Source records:
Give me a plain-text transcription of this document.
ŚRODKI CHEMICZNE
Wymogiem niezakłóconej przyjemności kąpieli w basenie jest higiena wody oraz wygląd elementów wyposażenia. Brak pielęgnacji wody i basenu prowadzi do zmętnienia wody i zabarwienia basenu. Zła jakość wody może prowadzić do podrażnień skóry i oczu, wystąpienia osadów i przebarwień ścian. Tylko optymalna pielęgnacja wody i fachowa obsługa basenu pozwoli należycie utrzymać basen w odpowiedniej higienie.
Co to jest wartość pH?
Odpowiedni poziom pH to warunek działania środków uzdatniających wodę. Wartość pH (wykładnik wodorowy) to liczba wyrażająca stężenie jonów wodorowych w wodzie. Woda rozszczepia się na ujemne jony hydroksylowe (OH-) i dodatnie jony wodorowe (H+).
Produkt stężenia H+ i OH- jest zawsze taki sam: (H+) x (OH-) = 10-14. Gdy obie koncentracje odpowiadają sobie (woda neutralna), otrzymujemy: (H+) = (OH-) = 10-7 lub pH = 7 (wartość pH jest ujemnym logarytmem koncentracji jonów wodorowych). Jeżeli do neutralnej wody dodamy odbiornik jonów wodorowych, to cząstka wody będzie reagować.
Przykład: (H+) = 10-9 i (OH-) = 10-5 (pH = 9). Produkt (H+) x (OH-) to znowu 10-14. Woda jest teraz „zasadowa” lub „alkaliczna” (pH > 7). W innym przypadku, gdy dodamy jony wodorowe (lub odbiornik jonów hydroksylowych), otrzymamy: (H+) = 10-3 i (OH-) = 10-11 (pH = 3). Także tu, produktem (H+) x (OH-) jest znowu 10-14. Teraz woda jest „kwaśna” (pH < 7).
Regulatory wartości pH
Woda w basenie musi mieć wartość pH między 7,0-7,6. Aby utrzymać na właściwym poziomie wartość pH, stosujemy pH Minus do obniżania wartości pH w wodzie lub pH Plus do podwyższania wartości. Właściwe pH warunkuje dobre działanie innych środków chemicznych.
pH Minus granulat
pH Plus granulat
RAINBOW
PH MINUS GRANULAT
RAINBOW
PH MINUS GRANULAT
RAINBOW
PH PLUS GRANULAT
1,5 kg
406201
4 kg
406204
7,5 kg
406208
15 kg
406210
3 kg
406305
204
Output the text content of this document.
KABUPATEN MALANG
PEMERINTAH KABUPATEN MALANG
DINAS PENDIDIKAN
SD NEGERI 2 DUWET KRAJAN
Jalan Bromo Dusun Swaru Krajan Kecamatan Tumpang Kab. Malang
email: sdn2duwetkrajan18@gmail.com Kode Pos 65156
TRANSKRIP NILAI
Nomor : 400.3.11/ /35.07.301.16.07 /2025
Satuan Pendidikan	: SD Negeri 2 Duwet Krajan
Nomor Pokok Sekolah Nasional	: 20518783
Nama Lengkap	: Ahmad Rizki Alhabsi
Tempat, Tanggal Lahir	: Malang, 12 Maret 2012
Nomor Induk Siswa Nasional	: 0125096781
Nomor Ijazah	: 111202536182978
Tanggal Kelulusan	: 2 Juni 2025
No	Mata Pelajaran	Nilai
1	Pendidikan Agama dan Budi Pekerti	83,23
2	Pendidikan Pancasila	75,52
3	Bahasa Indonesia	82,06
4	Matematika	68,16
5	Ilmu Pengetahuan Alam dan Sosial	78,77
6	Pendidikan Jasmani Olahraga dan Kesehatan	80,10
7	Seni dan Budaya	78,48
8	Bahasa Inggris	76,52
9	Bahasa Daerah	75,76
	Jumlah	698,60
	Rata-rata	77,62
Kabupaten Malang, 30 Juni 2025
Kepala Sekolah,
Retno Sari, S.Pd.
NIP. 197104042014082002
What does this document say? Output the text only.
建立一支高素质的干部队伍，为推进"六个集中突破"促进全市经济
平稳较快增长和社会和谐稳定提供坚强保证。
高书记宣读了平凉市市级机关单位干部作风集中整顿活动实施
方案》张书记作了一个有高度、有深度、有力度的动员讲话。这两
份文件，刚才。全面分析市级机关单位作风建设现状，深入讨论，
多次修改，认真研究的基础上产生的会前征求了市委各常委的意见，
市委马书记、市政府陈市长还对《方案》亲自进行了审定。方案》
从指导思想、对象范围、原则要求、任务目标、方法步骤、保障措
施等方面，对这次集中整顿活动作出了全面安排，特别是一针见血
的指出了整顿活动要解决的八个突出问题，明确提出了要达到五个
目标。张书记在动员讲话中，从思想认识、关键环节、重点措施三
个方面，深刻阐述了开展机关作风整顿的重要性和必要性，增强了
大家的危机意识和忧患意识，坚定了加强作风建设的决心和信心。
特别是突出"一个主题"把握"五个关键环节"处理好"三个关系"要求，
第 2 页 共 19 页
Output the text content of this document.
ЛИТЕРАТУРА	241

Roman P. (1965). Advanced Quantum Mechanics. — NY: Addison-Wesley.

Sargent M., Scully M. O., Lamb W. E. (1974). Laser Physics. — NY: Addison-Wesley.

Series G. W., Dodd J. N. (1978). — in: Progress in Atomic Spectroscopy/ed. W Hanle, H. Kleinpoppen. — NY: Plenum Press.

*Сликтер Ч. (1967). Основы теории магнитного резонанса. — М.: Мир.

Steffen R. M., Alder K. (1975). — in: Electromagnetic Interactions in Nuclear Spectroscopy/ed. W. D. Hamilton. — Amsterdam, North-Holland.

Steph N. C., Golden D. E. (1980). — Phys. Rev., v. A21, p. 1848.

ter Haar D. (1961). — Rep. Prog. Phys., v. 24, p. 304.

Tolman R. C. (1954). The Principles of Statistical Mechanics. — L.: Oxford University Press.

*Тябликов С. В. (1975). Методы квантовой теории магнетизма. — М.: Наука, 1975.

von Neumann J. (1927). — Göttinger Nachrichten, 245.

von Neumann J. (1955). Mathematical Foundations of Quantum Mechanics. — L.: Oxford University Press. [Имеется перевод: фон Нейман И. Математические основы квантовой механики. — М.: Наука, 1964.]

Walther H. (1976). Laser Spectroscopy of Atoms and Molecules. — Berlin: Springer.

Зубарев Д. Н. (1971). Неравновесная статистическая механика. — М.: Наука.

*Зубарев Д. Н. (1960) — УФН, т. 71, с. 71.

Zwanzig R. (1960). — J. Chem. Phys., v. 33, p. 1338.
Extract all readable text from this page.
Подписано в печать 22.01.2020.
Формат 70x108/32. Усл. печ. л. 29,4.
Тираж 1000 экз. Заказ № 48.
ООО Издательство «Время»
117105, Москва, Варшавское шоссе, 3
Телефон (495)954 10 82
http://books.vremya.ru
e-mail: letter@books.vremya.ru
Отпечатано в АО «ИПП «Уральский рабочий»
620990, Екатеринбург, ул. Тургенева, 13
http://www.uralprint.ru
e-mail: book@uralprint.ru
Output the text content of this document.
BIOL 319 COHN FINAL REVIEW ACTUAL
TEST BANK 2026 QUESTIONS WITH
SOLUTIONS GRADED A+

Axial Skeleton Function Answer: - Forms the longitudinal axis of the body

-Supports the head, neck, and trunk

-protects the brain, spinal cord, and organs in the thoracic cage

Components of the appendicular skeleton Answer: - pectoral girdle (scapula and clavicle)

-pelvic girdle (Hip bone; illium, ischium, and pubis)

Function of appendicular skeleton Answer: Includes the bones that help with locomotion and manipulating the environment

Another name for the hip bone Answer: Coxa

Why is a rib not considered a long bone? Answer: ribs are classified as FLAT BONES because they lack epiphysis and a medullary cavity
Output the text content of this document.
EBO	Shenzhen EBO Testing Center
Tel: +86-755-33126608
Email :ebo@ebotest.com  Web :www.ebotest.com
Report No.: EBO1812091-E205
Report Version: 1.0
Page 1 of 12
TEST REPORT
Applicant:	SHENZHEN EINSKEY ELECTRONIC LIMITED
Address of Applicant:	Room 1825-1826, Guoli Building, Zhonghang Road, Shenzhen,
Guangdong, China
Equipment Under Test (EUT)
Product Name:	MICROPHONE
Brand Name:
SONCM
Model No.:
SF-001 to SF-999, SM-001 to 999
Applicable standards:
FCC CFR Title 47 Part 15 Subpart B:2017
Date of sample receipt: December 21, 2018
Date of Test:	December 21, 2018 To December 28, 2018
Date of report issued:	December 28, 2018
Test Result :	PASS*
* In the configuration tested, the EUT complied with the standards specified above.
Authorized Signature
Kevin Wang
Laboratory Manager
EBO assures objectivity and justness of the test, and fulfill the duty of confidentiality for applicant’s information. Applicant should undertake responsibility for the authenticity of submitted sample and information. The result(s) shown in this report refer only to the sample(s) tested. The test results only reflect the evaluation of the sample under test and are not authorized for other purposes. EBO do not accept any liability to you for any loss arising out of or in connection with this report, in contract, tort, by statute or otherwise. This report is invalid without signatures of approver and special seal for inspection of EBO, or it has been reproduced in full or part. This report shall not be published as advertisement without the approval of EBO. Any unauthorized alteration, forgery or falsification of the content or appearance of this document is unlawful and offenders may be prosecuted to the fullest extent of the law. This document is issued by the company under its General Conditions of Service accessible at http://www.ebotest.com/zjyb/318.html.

> **AIM OF THE EXERCISE**
Track down every line holding the string "odbiornik" and copy it.

> **SOLVED EXERCISE**
Produkt stężenia H+ i OH- jest zawsze taki sam: (H+) x (OH-) = 10-14. Gdy obie koncentracje odpowiadają sobie (woda neutralna), otrzymujemy: (H+) = (OH-) = 10-7 lub pH = 7 (wartość pH jest ujemnym logarytmem koncentracji jonów wodorowych). Jeżeli do neutralnej wody dodamy odbiornik jonów wodorowych, to cząstka wody będzie reagować.
Przykład: (H+) = 10-9 i (OH-) = 10-5 (pH = 9). Produkt (H+) x (OH-) to znowu 10-14. Woda jest teraz „zasadowa” lub „alkaliczna” (pH > 7). W innym przypadku, gdy dodamy jony wodorowe (lub odbiornik jonów hydroksylowych), otrzymamy: (H+) = 10-3 i (OH-) = 10-11 (pH = 3). Także tu, produktem (H+) x (OH-) jest znowu 10-14. Teraz woda jest „kwaśna” (pH < 7).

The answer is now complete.